Requirement:
Write out the complete material exactly as it stands.

• • • •

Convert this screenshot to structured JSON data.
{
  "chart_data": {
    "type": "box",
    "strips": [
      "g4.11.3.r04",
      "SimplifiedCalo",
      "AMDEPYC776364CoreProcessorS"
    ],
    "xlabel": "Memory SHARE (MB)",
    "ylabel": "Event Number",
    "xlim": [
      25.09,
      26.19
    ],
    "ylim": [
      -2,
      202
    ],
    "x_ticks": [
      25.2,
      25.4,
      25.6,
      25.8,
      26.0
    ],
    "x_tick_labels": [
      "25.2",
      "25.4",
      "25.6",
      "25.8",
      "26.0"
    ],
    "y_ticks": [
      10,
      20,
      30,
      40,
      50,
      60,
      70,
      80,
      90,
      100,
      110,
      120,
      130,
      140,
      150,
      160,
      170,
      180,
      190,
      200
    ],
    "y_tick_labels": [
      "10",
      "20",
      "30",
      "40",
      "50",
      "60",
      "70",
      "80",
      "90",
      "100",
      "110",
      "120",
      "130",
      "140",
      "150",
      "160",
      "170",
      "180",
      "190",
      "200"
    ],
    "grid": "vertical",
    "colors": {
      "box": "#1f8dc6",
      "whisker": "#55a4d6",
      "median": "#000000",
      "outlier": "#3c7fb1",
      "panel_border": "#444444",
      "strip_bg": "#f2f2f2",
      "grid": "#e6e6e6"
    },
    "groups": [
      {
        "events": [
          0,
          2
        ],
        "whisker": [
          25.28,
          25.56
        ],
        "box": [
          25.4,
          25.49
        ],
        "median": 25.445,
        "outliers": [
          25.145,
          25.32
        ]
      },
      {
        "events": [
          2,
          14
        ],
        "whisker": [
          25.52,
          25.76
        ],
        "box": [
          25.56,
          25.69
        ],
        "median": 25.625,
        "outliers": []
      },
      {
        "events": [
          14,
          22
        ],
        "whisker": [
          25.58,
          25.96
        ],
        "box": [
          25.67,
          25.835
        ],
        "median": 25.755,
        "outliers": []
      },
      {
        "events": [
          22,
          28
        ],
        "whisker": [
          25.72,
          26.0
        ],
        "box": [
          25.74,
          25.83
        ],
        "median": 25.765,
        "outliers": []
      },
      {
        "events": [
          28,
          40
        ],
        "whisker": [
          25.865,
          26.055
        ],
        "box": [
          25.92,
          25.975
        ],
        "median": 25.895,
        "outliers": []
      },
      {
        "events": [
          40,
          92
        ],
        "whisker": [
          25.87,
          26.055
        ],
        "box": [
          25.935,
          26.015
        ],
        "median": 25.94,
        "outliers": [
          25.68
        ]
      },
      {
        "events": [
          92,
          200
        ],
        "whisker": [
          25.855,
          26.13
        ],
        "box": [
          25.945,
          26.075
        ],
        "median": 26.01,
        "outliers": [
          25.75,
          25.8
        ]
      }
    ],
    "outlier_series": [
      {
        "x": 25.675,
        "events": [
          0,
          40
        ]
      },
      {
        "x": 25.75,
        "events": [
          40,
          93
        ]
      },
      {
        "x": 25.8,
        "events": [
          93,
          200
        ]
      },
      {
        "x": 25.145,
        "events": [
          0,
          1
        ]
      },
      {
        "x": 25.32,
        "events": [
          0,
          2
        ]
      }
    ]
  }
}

• • • •

Task answer:
Convert this screenshot to structured JSON data.
{
  "chart_data": {
    "type": "box",
    "strips": [
      "g4.11.3.r04",
      "SimplifiedCalo",
      "AMDEPYC776364CoreProcessorS"
    ],
    "xlabel": "Memory SHARE (MB)",
    "ylabel": "Event Number",
    "xlim": [
      25.09,
      26.19
    ],
    "ylim": [
      -2,
      202
    ],
    "x_ticks": [
      25.2,
      25.4,
      25.6,
      25.8,
      26.0
    ],
    "x_tick_labels": [
      "25.2",
      "25.4",
      "25.6",
      "25.8",
      "26.0"
    ],
    "y_ticks": [
      10,
      20,
      30,
      40,
      50,
      60,
      70,
      80,
      90,
      100,
      110,
      120,
      130,
      140,
      150,
      160,
      170,
      180,
      190,
      200
    ],
    "y_tick_labels": [
      "10",
      "20",
      "30",
      "40",
      "50",
      "60",
      "70",
      "80",
      "90",
      "100",
      "110",
      "120",
      "130",
      "140",
      "150",
      "160",
      "170",
      "180",
      "190",
      "200"
    ],
    "grid": "vertical",
    "colors": {
      "box": "#1f8dc6",
      "whisker": "#55a4d6",
      "median": "#000000",
      "outlier": "#3c7fb1",
      "panel_border": "#444444",
      "strip_bg": "#f2f2f2",
      "grid": "#e6e6e6"
    },
    "groups": [
      {
        "events": [
          0,
          2
        ],
        "whisker": [
          25.28,
          25.56
        ],
        "box": [
          25.4,
          25.49
        ],
        "median": 25.445,
        "outliers": [
          25.145,
          25.32
        ]
      },
      {
        "events": [
          2,
          14
        ],
        "whisker": [
          25.52,
          25.76
        ],
        "box": [
          25.56,
          25.69
        ],
        "median": 25.625,
        "outliers": []
      },
      {
        "events": [
          14,
          22
        ],
        "whisker": [
          25.58,
          25.96
        ],
        "box": [
          25.67,
          25.835
        ],
        "median": 25.755,
        "outliers": []
      },
      {
        "events": [
          22,
          28
        ],
        "whisker": [
          25.72,
          26.0
        ],
        "box": [
          25.74,
          25.83
        ],
        "median": 25.765,
        "outliers": []
      },
      {
        "events": [
          28,
          40
        ],
        "whisker": [
          25.865,
          26.055
        ],
        "box": [
          25.92,
          25.975
        ],
        "median": 25.895,
        "outliers": []
      },
      {
        "events": [
          40,
          92
        ],
        "whisker": [
          25.87,
          26.055
        ],
        "box": [
          25.935,
          26.015
        ],
        "median": 25.94,
        "outliers": [
          25.68
        ]
      },
      {
        "events": [
          92,
          200
        ],
        "whisker": [
          25.855,
          26.13
        ],
        "box": [
          25.945,
          26.075
        ],
        "median": 26.01,
        "outliers": [
          25.75,
          25.8
        ]
      }
    ],
    "outlier_series": [
      {
        "x": 25.675,
        "events": [
          0,
          40
        ]
      },
      {
        "x": 25.75,
        "events": [
          40,
          93
        ]
      },
      {
        "x": 25.8,
        "events": [
          93,
          200
        ]
      },
      {
        "x": 25.145,
        "events": [
          0,
          1
        ]
      },
      {
        "x": 25.32,
        "events": [
          0,
          2
        ]
      }
    ]
  }
}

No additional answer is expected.